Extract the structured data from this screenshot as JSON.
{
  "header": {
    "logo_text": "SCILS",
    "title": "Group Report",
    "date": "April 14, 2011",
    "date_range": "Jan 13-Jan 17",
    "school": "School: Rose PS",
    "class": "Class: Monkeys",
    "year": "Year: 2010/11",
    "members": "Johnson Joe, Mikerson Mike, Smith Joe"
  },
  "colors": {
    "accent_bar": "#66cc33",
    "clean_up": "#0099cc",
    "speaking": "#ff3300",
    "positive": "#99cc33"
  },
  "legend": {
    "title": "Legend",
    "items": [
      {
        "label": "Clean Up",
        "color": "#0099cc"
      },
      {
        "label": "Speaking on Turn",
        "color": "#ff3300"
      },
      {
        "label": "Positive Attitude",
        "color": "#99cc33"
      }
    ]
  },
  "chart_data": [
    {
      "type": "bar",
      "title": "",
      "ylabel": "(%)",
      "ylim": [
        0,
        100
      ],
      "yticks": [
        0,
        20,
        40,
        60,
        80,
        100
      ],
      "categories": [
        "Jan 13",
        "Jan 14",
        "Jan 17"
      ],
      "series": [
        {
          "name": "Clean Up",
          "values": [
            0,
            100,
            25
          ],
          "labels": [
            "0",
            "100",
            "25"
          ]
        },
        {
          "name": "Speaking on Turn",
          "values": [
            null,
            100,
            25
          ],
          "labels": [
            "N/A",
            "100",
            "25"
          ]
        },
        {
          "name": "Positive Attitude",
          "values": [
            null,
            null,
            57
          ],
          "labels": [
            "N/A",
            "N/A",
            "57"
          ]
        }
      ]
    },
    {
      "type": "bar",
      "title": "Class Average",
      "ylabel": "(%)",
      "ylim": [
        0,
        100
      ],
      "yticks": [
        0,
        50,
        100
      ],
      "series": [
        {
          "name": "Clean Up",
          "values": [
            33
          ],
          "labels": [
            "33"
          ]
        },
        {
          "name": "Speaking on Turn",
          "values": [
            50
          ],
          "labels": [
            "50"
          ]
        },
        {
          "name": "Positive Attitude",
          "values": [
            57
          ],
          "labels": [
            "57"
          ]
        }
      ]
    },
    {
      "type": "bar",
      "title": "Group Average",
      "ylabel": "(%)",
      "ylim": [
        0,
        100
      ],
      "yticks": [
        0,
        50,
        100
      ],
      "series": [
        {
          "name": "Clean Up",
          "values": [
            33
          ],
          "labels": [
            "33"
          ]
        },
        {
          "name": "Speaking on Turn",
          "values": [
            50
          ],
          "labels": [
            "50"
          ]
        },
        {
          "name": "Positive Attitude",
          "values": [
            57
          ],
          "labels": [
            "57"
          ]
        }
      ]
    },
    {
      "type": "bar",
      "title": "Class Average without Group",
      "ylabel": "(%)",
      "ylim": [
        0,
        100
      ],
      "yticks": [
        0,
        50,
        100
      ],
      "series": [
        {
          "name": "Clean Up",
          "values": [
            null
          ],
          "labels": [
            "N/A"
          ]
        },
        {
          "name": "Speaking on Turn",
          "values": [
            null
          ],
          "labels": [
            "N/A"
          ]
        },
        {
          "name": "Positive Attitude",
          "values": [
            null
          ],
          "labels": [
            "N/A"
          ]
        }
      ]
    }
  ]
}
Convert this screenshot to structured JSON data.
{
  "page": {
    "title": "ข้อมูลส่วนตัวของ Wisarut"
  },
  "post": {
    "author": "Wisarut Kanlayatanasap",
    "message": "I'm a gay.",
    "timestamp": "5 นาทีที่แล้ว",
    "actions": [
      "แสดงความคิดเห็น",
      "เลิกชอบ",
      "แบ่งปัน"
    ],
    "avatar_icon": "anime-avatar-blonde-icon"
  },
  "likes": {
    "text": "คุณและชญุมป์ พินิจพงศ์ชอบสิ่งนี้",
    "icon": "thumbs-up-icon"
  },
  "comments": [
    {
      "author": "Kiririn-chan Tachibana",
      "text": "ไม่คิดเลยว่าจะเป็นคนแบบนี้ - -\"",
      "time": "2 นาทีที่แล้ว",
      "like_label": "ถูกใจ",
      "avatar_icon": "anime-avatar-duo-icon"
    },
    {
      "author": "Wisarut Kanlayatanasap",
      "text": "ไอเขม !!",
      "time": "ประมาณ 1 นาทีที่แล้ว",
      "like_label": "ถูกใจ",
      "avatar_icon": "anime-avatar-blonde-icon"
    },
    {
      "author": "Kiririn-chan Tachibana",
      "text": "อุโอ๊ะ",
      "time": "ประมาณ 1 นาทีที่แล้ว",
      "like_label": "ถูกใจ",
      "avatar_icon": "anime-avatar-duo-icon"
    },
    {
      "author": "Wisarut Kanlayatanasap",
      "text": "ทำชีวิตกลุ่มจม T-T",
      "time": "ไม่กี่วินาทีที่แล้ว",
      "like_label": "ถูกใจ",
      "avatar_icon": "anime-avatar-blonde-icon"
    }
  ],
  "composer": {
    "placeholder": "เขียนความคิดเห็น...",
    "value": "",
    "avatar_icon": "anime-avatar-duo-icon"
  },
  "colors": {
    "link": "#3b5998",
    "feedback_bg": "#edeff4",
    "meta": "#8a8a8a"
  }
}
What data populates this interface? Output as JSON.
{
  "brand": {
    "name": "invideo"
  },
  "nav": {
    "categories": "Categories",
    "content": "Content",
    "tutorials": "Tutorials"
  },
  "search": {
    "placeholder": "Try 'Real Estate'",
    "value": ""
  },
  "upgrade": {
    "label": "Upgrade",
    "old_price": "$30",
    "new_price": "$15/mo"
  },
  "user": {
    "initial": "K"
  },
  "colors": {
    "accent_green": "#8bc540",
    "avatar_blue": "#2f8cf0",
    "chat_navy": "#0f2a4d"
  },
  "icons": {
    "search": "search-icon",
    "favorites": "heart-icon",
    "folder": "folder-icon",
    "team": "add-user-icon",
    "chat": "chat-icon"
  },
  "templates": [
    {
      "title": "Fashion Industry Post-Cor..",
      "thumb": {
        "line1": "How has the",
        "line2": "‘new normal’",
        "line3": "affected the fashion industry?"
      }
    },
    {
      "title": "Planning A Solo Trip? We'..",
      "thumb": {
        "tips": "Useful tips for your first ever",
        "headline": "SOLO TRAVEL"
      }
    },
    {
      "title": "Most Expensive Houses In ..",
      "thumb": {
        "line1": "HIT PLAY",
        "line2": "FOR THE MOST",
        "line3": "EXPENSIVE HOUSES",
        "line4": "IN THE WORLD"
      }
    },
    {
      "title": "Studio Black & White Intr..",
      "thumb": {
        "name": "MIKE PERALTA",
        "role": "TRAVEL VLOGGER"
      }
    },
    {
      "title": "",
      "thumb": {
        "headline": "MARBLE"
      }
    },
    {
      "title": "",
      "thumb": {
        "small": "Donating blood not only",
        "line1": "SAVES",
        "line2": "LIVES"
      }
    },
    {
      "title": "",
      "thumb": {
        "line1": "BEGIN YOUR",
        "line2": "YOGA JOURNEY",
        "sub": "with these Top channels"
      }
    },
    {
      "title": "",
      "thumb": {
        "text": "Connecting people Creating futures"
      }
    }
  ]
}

_What the exercise asks:_ Write out the data exactly as it stands.

_The solution:_
Extract the structured data from this screenshot as JSON.
{
  "header": {
    "logo_text": "SCILS",
    "title": "Group Report",
    "date": "April 14, 2011",
    "date_range": "Jan 13-Jan 17",
    "school": "School: Rose PS",
    "class": "Class: Monkeys",
    "year": "Year: 2010/11",
    "members": "Johnson Joe, Mikerson Mike, Smith Joe"
  },
  "colors": {
    "accent_bar": "#66cc33",
    "clean_up": "#0099cc",
    "speaking": "#ff3300",
    "positive": "#99cc33"
  },
  "legend": {
    "title": "Legend",
    "items": [
      {
        "label": "Clean Up",
        "color": "#0099cc"
      },
      {
        "label": "Speaking on Turn",
        "color": "#ff3300"
      },
      {
        "label": "Positive Attitude",
        "color": "#99cc33"
      }
    ]
  },
  "chart_data": [
    {
      "type": "bar",
      "title": "",
      "ylabel": "(%)",
      "ylim": [
        0,
        100
      ],
      "yticks": [
        0,
        20,
        40,
        60,
        80,
        100
      ],
      "categories": [
        "Jan 13",
        "Jan 14",
        "Jan 17"
      ],
      "series": [
        {
          "name": "Clean Up",
          "values": [
            0,
            100,
            25
          ],
          "labels": [
            "0",
            "100",
            "25"
          ]
        },
        {
          "name": "Speaking on Turn",
          "values": [
            null,
            100,
            25
          ],
          "labels": [
            "N/A",
            "100",
            "25"
          ]
        },
        {
          "name": "Positive Attitude",
          "values": [
            null,
            null,
            57
          ],
          "labels": [
            "N/A",
            "N/A",
            "57"
          ]
        }
      ]
    },
    {
      "type": "bar",
      "title": "Class Average",
      "ylabel": "(%)",
      "ylim": [
        0,
        100
      ],
      "yticks": [
        0,
        50,
        100
      ],
      "series": [
        {
          "name": "Clean Up",
          "values": [
            33
          ],
          "labels": [
            "33"
          ]
        },
        {
          "name": "Speaking on Turn",
          "values": [
            50
          ],
          "labels": [
            "50"
          ]
        },
        {
          "name": "Positive Attitude",
          "values": [
            57
          ],
          "labels": [
            "57"
          ]
        }
      ]
    },
    {
      "type": "bar",
      "title": "Group Average",
      "ylabel": "(%)",
      "ylim": [
        0,
        100
      ],
      "yticks": [
        0,
        50,
        100
      ],
      "series": [
        {
          "name": "Clean Up",
          "values": [
            33
          ],
          "labels": [
            "33"
          ]
        },
        {
          "name": "Speaking on Turn",
          "values": [
            50
          ],
          "labels": [
            "50"
          ]
        },
        {
          "name": "Positive Attitude",
          "values": [
            57
          ],
          "labels": [
            "57"
          ]
        }
      ]
    },
    {
      "type": "bar",
      "title": "Class Average without Group",
      "ylabel": "(%)",
      "ylim": [
        0,
        100
      ],
      "yticks": [
        0,
        50,
        100
      ],
      "series": [
        {
          "name": "Clean Up",
          "values": [
            null
          ],
          "labels": [
            "N/A"
          ]
        },
        {
          "name": "Speaking on Turn",
          "values": [
            null
          ],
          "labels": [
            "N/A"
          ]
        },
        {
          "name": "Positive Attitude",
          "values": [
            null
          ],
          "labels": [
            "N/A"
          ]
        }
      ]
    }
  ]
}
Convert this screenshot to structured JSON data.
{
  "page": {
    "title": "ข้อมูลส่วนตัวของ Wisarut"
  },
  "post": {
    "author": "Wisarut Kanlayatanasap",
    "message": "I'm a gay.",
    "timestamp": "5 นาทีที่แล้ว",
    "actions": [
      "แสดงความคิดเห็น",
      "เลิกชอบ",
      "แบ่งปัน"
    ],
    "avatar_icon": "anime-avatar-blonde-icon"
  },
  "likes": {
    "text": "คุณและชญุมป์ พินิจพงศ์ชอบสิ่งนี้",
    "icon": "thumbs-up-icon"
  },
  "comments": [
    {
      "author": "Kiririn-chan Tachibana",
      "text": "ไม่คิดเลยว่าจะเป็นคนแบบนี้ - -\"",
      "time": "2 นาทีที่แล้ว",
      "like_label": "ถูกใจ",
      "avatar_icon": "anime-avatar-duo-icon"
    },
    {
      "author": "Wisarut Kanlayatanasap",
      "text": "ไอเขม !!",
      "time": "ประมาณ 1 นาทีที่แล้ว",
      "like_label": "ถูกใจ",
      "avatar_icon": "anime-avatar-blonde-icon"
    },
    {
      "author": "Kiririn-chan Tachibana",
      "text": "อุโอ๊ะ",
      "time": "ประมาณ 1 นาทีที่แล้ว",
      "like_label": "ถูกใจ",
      "avatar_icon": "anime-avatar-duo-icon"
    },
    {
      "author": "Wisarut Kanlayatanasap",
      "text": "ทำชีวิตกลุ่มจม T-T",
      "time": "ไม่กี่วินาทีที่แล้ว",
      "like_label": "ถูกใจ",
      "avatar_icon": "anime-avatar-blonde-icon"
    }
  ],
  "composer": {
    "placeholder": "เขียนความคิดเห็น...",
    "value": "",
    "avatar_icon": "anime-avatar-duo-icon"
  },
  "colors": {
    "link": "#3b5998",
    "feedback_bg": "#edeff4",
    "meta": "#8a8a8a"
  }
}
What data populates this interface? Output as JSON.
{
  "brand": {
    "name": "invideo"
  },
  "nav": {
    "categories": "Categories",
    "content": "Content",
    "tutorials": "Tutorials"
  },
  "search": {
    "placeholder": "Try 'Real Estate'",
    "value": ""
  },
  "upgrade": {
    "label": "Upgrade",
    "old_price": "$30",
    "new_price": "$15/mo"
  },
  "user": {
    "initial": "K"
  },
  "colors": {
    "accent_green": "#8bc540",
    "avatar_blue": "#2f8cf0",
    "chat_navy": "#0f2a4d"
  },
  "icons": {
    "search": "search-icon",
    "favorites": "heart-icon",
    "folder": "folder-icon",
    "team": "add-user-icon",
    "chat": "chat-icon"
  },
  "templates": [
    {
      "title": "Fashion Industry Post-Cor..",
      "thumb": {
        "line1": "How has the",
        "line2": "‘new normal’",
        "line3": "affected the fashion industry?"
      }
    },
    {
      "title": "Planning A Solo Trip? We'..",
      "thumb": {
        "tips": "Useful tips for your first ever",
        "headline": "SOLO TRAVEL"
      }
    },
    {
      "title": "Most Expensive Houses In ..",
      "thumb": {
        "line1": "HIT PLAY",
        "line2": "FOR THE MOST",
        "line3": "EXPENSIVE HOUSES",
        "line4": "IN THE WORLD"
      }
    },
    {
      "title": "Studio Black & White Intr..",
      "thumb": {
        "name": "MIKE PERALTA",
        "role": "TRAVEL VLOGGER"
      }
    },
    {
      "title": "",
      "thumb": {
        "headline": "MARBLE"
      }
    },
    {
      "title": "",
      "thumb": {
        "small": "Donating blood not only",
        "line1": "SAVES",
        "line2": "LIVES"
      }
    },
    {
      "title": "",
      "thumb": {
        "line1": "BEGIN YOUR",
        "line2": "YOGA JOURNEY",
        "sub": "with these Top channels"
      }
    },
    {
      "title": "",
      "thumb": {
        "text": "Connecting people Creating futures"
      }
    }
  ]
}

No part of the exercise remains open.